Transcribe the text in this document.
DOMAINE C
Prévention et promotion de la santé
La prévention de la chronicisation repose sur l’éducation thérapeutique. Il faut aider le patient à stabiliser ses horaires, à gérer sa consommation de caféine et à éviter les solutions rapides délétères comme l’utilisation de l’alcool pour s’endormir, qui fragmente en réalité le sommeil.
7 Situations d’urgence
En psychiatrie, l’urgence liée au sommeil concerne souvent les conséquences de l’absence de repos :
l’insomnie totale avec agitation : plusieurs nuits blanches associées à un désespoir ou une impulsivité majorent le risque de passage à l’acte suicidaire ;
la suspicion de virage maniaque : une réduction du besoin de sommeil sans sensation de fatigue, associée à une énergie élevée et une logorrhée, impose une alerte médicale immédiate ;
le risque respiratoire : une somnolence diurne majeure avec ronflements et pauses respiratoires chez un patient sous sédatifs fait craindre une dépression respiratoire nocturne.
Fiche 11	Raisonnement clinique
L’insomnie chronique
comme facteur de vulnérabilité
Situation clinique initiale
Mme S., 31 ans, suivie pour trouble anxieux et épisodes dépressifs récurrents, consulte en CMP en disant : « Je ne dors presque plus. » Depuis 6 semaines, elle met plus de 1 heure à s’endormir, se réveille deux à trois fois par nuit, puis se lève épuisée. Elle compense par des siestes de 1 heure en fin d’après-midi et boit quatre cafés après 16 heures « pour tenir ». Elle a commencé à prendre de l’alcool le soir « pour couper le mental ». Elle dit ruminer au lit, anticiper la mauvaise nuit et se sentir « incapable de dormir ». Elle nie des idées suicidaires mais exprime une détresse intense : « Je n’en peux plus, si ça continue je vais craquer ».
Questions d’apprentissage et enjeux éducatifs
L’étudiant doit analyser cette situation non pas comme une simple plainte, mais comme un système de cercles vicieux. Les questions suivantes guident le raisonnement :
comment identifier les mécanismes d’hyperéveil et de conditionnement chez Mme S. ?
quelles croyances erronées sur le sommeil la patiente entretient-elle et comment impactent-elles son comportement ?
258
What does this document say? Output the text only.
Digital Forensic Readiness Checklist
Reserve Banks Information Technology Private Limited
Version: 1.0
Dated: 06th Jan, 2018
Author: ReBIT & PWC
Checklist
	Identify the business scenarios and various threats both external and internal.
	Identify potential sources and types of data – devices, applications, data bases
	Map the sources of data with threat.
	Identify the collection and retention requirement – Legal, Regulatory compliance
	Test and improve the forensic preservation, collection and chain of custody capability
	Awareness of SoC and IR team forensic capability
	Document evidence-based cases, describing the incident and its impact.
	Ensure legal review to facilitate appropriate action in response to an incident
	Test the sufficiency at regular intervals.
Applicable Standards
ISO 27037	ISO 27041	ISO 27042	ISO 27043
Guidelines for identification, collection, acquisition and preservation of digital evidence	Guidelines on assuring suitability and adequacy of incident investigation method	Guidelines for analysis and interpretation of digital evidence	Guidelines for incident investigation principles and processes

■ ■ ■ ■ ■

Task to carry out:
Repeat the records above exactly, from the first line to the last.

Solution to this task:
Transcribe the text in this document.
DOMAINE C
Prévention et promotion de la santé
La prévention de la chronicisation repose sur l’éducation thérapeutique. Il faut aider le patient à stabiliser ses horaires, à gérer sa consommation de caféine et à éviter les solutions rapides délétères comme l’utilisation de l’alcool pour s’endormir, qui fragmente en réalité le sommeil.
7 Situations d’urgence
En psychiatrie, l’urgence liée au sommeil concerne souvent les conséquences de l’absence de repos :
l’insomnie totale avec agitation : plusieurs nuits blanches associées à un désespoir ou une impulsivité majorent le risque de passage à l’acte suicidaire ;
la suspicion de virage maniaque : une réduction du besoin de sommeil sans sensation de fatigue, associée à une énergie élevée et une logorrhée, impose une alerte médicale immédiate ;
le risque respiratoire : une somnolence diurne majeure avec ronflements et pauses respiratoires chez un patient sous sédatifs fait craindre une dépression respiratoire nocturne.
Fiche 11	Raisonnement clinique
L’insomnie chronique
comme facteur de vulnérabilité
Situation clinique initiale
Mme S., 31 ans, suivie pour trouble anxieux et épisodes dépressifs récurrents, consulte en CMP en disant : « Je ne dors presque plus. » Depuis 6 semaines, elle met plus de 1 heure à s’endormir, se réveille deux à trois fois par nuit, puis se lève épuisée. Elle compense par des siestes de 1 heure en fin d’après-midi et boit quatre cafés après 16 heures « pour tenir ». Elle a commencé à prendre de l’alcool le soir « pour couper le mental ». Elle dit ruminer au lit, anticiper la mauvaise nuit et se sentir « incapable de dormir ». Elle nie des idées suicidaires mais exprime une détresse intense : « Je n’en peux plus, si ça continue je vais craquer ».
Questions d’apprentissage et enjeux éducatifs
L’étudiant doit analyser cette situation non pas comme une simple plainte, mais comme un système de cercles vicieux. Les questions suivantes guident le raisonnement :
comment identifier les mécanismes d’hyperéveil et de conditionnement chez Mme S. ?
quelles croyances erronées sur le sommeil la patiente entretient-elle et comment impactent-elles son comportement ?
258
What does this document say? Output the text only.
Digital Forensic Readiness Checklist
Reserve Banks Information Technology Private Limited
Version: 1.0
Dated: 06th Jan, 2018
Author: ReBIT & PWC
Checklist
	Identify the business scenarios and various threats both external and internal.
	Identify potential sources and types of data – devices, applications, data bases
	Map the sources of data with threat.
	Identify the collection and retention requirement – Legal, Regulatory compliance
	Test and improve the forensic preservation, collection and chain of custody capability
	Awareness of SoC and IR team forensic capability
	Document evidence-based cases, describing the incident and its impact.
	Ensure legal review to facilitate appropriate action in response to an incident
	Test the sufficiency at regular intervals.
Applicable Standards
ISO 27037	ISO 27041	ISO 27042	ISO 27043
Guidelines for identification, collection, acquisition and preservation of digital evidence	Guidelines on assuring suitability and adequacy of incident investigation method	Guidelines for analysis and interpretation of digital evidence	Guidelines for incident investigation principles and processes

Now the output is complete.